=== Request ===
Rewrite the data from the line containing "series-0-solid (1072, 123, 1585, 416)" down to the line containing "x-tick-label: 0.004 (1218, 428, 1270, 453)", changing "y-tick-label" to "vertical-axis-tick" and keeping everything else the same.
__________________________________________________
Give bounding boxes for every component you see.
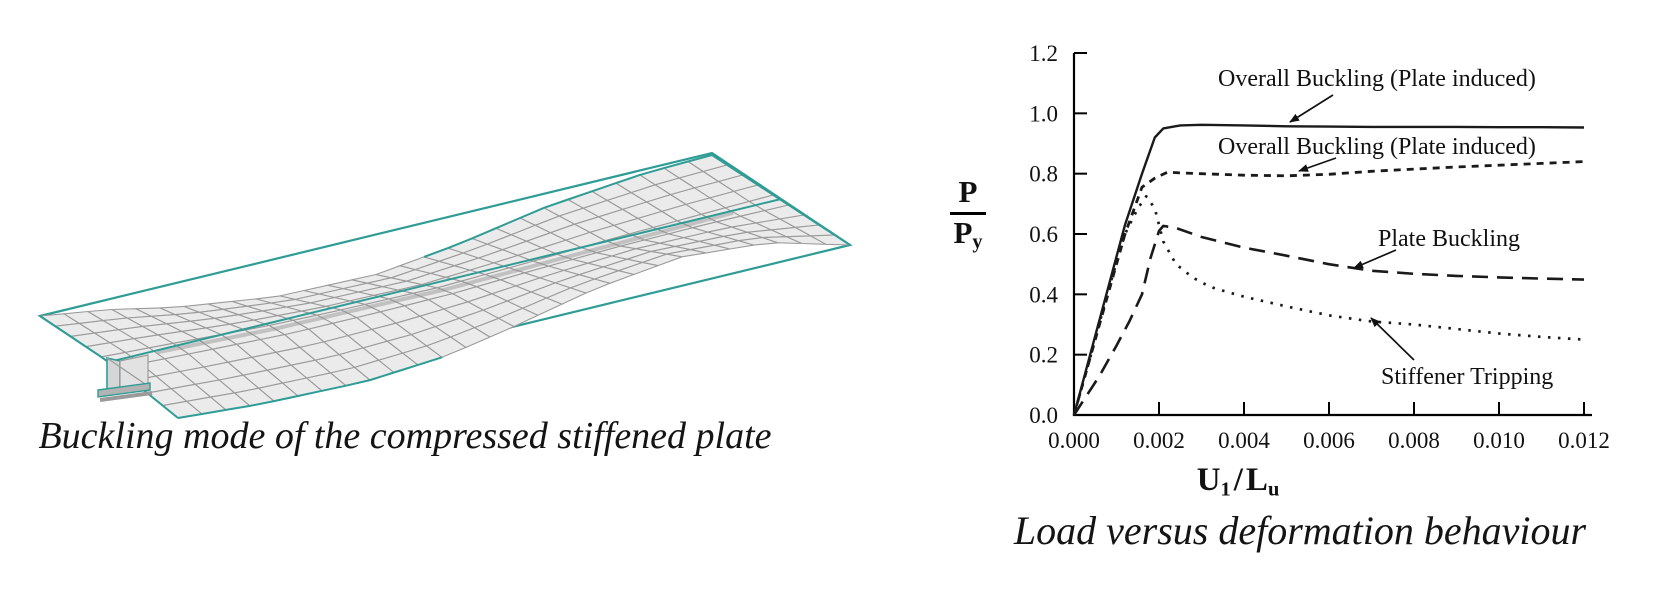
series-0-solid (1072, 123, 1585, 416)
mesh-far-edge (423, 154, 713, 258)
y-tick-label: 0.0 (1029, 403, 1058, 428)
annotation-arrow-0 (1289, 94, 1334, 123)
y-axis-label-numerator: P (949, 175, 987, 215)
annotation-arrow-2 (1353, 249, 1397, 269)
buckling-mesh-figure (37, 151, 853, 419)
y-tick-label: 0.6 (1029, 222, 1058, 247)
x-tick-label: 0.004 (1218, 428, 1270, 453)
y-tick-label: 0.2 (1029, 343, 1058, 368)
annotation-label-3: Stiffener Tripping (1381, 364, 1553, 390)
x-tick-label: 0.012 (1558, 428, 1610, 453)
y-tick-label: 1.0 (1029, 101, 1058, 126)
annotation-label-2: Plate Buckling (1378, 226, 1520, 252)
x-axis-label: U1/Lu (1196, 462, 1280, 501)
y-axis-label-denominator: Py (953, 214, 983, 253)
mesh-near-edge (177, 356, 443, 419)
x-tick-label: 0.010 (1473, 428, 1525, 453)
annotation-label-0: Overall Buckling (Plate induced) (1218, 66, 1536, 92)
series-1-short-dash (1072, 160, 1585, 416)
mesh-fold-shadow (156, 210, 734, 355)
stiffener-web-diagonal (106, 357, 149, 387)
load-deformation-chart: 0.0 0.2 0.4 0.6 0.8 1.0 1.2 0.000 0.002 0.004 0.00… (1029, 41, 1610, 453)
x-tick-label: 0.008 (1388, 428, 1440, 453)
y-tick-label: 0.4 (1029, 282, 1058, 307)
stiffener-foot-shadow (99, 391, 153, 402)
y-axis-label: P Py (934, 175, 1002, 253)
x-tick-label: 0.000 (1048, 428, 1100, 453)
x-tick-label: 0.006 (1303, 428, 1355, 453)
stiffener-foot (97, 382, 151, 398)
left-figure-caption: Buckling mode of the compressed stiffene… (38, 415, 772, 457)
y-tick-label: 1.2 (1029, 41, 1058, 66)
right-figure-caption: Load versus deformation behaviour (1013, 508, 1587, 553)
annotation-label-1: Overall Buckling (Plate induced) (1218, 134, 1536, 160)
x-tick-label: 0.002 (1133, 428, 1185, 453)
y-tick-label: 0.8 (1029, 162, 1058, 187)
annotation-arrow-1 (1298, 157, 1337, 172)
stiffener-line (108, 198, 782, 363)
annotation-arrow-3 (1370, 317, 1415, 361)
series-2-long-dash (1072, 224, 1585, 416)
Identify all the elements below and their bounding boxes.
__________________________________________________
=== The reply ===
series-0-solid (1072, 123, 1585, 416)
mesh-far-edge (423, 154, 713, 258)
vertical-axis-tick: 0.0 (1029, 403, 1058, 428)
annotation-arrow-0 (1289, 94, 1334, 123)
y-axis-label-numerator: P (949, 175, 987, 215)
annotation-arrow-2 (1353, 249, 1397, 269)
buckling-mesh-figure (37, 151, 853, 419)
vertical-axis-tick: 0.6 (1029, 222, 1058, 247)
x-tick-label: 0.004 (1218, 428, 1270, 453)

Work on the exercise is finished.